BEGIN

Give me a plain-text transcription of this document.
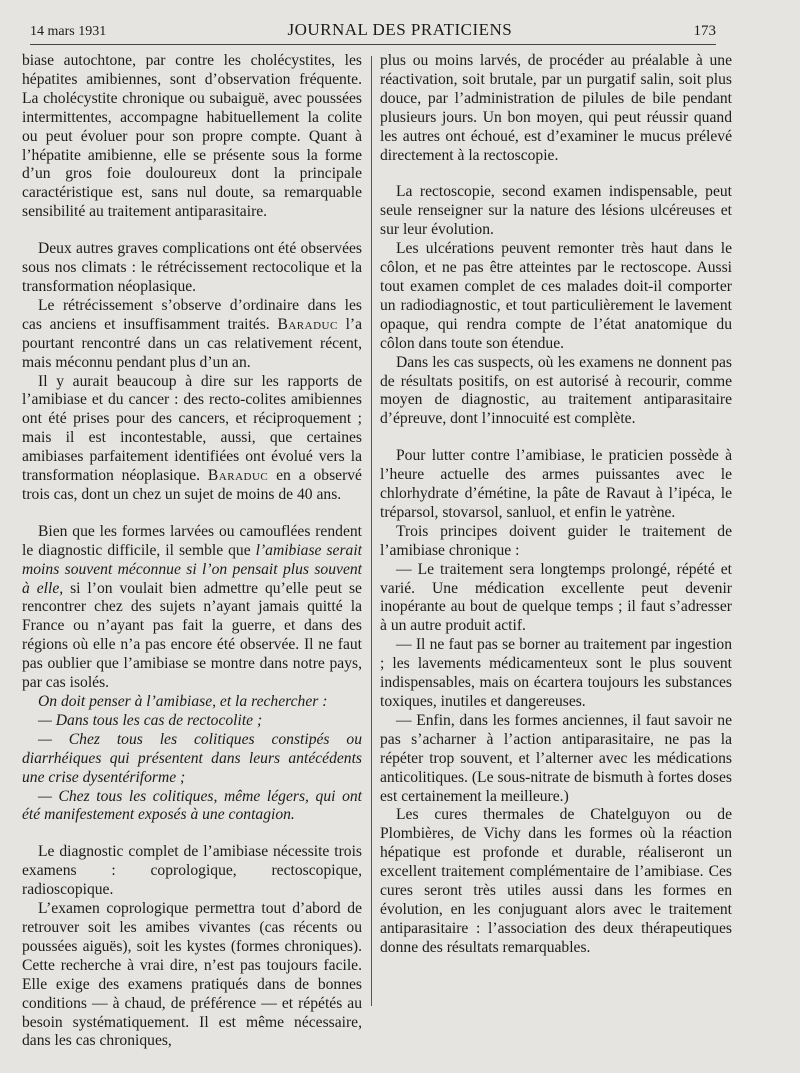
14 mars 1931	JOURNAL DES PRATICIENS	173

biase autochtone, par contre les cholécystites, les hépatites amibiennes, sont d’observation fréquente. La cholécystite chronique ou subaiguë, avec poussées intermittentes, accompagne habituellement la colite ou peut évoluer pour son propre compte. Quant à l’hépatite amibienne, elle se présente sous la forme d’un gros foie douloureux dont la principale caractéristique est, sans nul doute, sa remarquable sensibilité au traitement antiparasitaire.

Deux autres graves complications ont été observées sous nos climats : le rétrécissement rectocolique et la transformation néoplasique.

Le rétrécissement s’observe d’ordinaire dans les cas anciens et insuffisamment traités. Baraduc l’a pourtant rencontré dans un cas relativement récent, mais méconnu pendant plus d’un an.

Il y aurait beaucoup à dire sur les rapports de l’amibiase et du cancer : des recto-colites amibiennes ont été prises pour des cancers, et réciproquement ; mais il est incontestable, aussi, que certaines amibiases parfaitement identifiées ont évolué vers la transformation néoplasique. Baraduc en a observé trois cas, dont un chez un sujet de moins de 40 ans.

Bien que les formes larvées ou camouflées rendent le diagnostic difficile, il semble que l’amibiase serait moins souvent méconnue si l’on pensait plus souvent à elle, si l’on voulait bien admettre qu’elle peut se rencontrer chez des sujets n’ayant jamais quitté la France ou n’ayant pas fait la guerre, et dans des régions où elle n’a pas encore été observée. Il ne faut pas oublier que l’amibiase se montre dans notre pays, par cas isolés.

On doit penser à l’amibiase, et la rechercher :

— Dans tous les cas de rectocolite ;

— Chez tous les colitiques constipés ou diarrhéiques qui présentent dans leurs antécédents une crise dysentériforme ;

— Chez tous les colitiques, même légers, qui ont été manifestement exposés à une contagion.

Le diagnostic complet de l’amibiase nécessite trois examens : coprologique, rectoscopique, radioscopique.

L’examen coprologique permettra tout d’abord de retrouver soit les amibes vivantes (cas récents ou poussées aiguës), soit les kystes (formes chroniques). Cette recherche à vrai dire, n’est pas toujours facile. Elle exige des examens pratiqués dans de bonnes conditions — à chaud, de préférence — et répétés au besoin systématiquement. Il est même nécessaire, dans les cas chroniques,

plus ou moins larvés, de procéder au préalable à une réactivation, soit brutale, par un purgatif salin, soit plus douce, par l’administration de pilules de bile pendant plusieurs jours. Un bon moyen, qui peut réussir quand les autres ont échoué, est d’examiner le mucus prélevé directement à la rectoscopie.

La rectoscopie, second examen indispensable, peut seule renseigner sur la nature des lésions ulcéreuses et sur leur évolution.

Les ulcérations peuvent remonter très haut dans le côlon, et ne pas être atteintes par le rectoscope. Aussi tout examen complet de ces malades doit-il comporter un radiodiagnostic, et tout particulièrement le lavement opaque, qui rendra compte de l’état anatomique du côlon dans toute son étendue.

Dans les cas suspects, où les examens ne donnent pas de résultats positifs, on est autorisé à recourir, comme moyen de diagnostic, au traitement antiparasitaire d’épreuve, dont l’innocuité est complète.

Pour lutter contre l’amibiase, le praticien possède à l’heure actuelle des armes puissantes avec le chlorhydrate d’émétine, la pâte de Ravaut à l’ipéca, le tréparsol, stovarsol, sanluol, et enfin le yatrène.

Trois principes doivent guider le traitement de l’amibiase chronique :

— Le traitement sera longtemps prolongé, répété et varié. Une médication excellente peut devenir inopérante au bout de quelque temps ; il faut s’adresser à un autre produit actif.

— Il ne faut pas se borner au traitement par ingestion ; les lavements médicamenteux sont le plus souvent indispensables, mais on écartera toujours les substances toxiques, inutiles et dangereuses.

— Enfin, dans les formes anciennes, il faut savoir ne pas s’acharner à l’action antiparasitaire, ne pas la répéter trop souvent, et l’alterner avec les médications anticolitiques. (Le sous-nitrate de bismuth à fortes doses est certainement la meilleure.)

Les cures thermales de Chatelguyon ou de Plombières, de Vichy dans les formes où la réaction hépatique est profonde et durable, réaliseront un excellent traitement complémentaire de l’amibiase. Ces cures seront très utiles aussi dans les formes en évolution, en les conjuguant alors avec le traitement antiparasitaire : l’association des deux thérapeutiques donne des résultats remarquables.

END

Short task >>
All lines of the data above that include the word "autres" must be shown.

Response below >>
Deux autres graves complications ont été observées sous nos climats : le rétrécissement rectocolique et la transformation néoplasique.
plus ou moins larvés, de procéder au préalable à une réactivation, soit brutale, par un purgatif salin, soit plus douce, par l’administration de pilules de bile pendant plusieurs jours. Un bon moyen, qui peut réussir quand les autres ont échoué, est d’examiner le mucus prélevé directement à la rectoscopie.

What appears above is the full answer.